■ **TASK BRIEF**
Report each line of the data that has "last" somewhere in it.
──────
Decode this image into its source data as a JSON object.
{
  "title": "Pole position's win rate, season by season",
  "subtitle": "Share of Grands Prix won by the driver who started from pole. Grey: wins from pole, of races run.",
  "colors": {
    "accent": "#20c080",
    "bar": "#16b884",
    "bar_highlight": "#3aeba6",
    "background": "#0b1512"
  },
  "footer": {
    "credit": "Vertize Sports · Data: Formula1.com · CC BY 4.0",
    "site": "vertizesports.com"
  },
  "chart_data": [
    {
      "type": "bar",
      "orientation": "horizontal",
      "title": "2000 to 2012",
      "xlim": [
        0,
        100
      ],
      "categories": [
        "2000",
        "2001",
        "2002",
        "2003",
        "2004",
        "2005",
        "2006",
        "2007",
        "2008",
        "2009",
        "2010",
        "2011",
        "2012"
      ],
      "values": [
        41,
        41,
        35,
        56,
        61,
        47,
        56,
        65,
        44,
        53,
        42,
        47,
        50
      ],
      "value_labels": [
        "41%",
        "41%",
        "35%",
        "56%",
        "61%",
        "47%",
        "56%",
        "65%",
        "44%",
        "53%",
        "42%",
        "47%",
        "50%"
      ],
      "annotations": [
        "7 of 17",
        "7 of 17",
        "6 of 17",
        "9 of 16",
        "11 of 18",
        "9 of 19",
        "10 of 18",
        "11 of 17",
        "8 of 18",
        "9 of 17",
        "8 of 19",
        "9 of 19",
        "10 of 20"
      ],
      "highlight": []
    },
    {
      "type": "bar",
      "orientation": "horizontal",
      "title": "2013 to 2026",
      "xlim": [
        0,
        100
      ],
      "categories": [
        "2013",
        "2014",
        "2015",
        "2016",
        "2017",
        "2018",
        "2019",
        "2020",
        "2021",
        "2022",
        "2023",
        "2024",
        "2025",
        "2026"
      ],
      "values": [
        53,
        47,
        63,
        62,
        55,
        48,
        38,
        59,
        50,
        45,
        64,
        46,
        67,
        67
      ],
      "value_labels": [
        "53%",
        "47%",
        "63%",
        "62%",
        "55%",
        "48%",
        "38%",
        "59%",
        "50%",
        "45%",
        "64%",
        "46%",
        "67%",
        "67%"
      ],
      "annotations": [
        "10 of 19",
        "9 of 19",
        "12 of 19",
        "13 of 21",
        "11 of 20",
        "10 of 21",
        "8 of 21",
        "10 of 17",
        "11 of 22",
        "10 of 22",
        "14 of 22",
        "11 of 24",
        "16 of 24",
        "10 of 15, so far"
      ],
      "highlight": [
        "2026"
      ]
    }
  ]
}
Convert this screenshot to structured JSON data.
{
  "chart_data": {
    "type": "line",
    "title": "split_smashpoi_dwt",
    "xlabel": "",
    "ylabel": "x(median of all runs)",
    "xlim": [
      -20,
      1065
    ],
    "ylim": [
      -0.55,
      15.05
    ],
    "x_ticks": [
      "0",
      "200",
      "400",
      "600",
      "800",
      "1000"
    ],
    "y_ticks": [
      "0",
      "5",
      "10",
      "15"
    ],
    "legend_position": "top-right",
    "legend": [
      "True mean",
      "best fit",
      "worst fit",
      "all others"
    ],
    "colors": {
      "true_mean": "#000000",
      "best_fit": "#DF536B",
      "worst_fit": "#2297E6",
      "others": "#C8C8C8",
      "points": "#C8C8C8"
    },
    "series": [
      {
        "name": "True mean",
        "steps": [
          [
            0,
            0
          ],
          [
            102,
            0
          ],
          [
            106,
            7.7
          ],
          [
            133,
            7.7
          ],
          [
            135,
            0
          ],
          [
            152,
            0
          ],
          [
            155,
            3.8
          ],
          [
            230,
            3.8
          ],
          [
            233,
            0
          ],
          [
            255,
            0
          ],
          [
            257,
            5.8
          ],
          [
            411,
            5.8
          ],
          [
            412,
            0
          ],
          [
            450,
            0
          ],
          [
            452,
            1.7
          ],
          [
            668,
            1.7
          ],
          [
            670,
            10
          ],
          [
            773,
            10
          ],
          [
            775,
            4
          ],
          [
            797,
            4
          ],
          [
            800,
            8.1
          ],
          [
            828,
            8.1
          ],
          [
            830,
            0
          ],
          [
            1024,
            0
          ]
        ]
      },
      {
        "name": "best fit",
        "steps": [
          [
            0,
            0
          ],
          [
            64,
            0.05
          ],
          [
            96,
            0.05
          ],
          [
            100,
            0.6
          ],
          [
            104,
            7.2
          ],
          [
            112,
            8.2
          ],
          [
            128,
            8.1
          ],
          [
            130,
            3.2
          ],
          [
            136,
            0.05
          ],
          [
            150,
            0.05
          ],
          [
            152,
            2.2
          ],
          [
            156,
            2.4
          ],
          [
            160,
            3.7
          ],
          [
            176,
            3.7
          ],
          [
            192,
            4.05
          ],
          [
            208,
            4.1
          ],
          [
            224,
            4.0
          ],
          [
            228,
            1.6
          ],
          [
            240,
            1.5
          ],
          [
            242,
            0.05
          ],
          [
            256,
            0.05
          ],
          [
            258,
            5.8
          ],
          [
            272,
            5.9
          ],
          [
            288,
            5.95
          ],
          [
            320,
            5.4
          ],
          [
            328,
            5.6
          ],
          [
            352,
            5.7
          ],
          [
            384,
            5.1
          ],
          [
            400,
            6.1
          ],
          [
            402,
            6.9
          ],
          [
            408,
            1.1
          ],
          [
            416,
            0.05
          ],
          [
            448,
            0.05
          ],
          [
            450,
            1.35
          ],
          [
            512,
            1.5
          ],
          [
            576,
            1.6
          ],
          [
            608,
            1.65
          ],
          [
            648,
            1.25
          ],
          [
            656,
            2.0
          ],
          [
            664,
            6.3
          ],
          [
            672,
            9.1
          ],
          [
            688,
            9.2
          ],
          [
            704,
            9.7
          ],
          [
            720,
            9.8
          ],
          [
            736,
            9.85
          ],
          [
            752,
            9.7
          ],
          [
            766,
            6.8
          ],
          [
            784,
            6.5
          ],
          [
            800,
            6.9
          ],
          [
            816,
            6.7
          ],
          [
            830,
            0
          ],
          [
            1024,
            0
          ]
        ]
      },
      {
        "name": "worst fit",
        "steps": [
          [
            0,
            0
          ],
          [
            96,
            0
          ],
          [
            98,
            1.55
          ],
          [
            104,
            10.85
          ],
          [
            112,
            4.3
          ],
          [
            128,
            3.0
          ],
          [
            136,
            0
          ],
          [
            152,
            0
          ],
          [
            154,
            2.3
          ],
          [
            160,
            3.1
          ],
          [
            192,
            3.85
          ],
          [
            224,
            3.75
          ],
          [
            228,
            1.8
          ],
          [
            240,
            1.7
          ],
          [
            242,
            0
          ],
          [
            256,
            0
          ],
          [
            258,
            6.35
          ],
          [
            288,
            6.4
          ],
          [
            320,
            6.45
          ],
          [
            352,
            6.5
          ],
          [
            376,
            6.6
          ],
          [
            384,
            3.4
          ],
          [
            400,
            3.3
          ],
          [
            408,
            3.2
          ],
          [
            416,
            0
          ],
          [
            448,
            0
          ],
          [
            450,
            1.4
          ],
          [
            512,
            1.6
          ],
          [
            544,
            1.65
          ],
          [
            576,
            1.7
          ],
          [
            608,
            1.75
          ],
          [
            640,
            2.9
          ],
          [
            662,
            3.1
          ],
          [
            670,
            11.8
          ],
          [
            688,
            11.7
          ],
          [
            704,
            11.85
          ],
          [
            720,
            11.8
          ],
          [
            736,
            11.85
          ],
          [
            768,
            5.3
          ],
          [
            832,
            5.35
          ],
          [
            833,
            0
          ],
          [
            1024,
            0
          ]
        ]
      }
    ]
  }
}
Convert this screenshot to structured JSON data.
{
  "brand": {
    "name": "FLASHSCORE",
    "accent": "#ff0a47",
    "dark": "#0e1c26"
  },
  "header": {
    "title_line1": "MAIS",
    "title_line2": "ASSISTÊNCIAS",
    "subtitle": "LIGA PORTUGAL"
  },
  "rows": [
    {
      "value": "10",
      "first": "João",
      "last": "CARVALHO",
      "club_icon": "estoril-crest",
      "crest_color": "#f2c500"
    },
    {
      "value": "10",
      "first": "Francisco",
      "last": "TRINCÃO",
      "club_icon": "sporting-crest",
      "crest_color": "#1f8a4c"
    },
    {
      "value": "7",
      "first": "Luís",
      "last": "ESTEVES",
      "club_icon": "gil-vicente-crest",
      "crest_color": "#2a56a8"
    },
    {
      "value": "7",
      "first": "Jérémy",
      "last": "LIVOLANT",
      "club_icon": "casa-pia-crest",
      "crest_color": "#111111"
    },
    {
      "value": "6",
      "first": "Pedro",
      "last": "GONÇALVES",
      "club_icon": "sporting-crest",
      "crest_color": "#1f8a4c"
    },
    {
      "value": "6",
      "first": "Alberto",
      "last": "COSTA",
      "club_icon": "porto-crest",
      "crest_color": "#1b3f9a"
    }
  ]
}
──────
■ **IN RESPONSE**
      "last": "CARVALHO",
      "last": "TRINCÃO",
      "last": "ESTEVES",
      "last": "LIVOLANT",
      "last": "GONÇALVES",
      "last": "COSTA",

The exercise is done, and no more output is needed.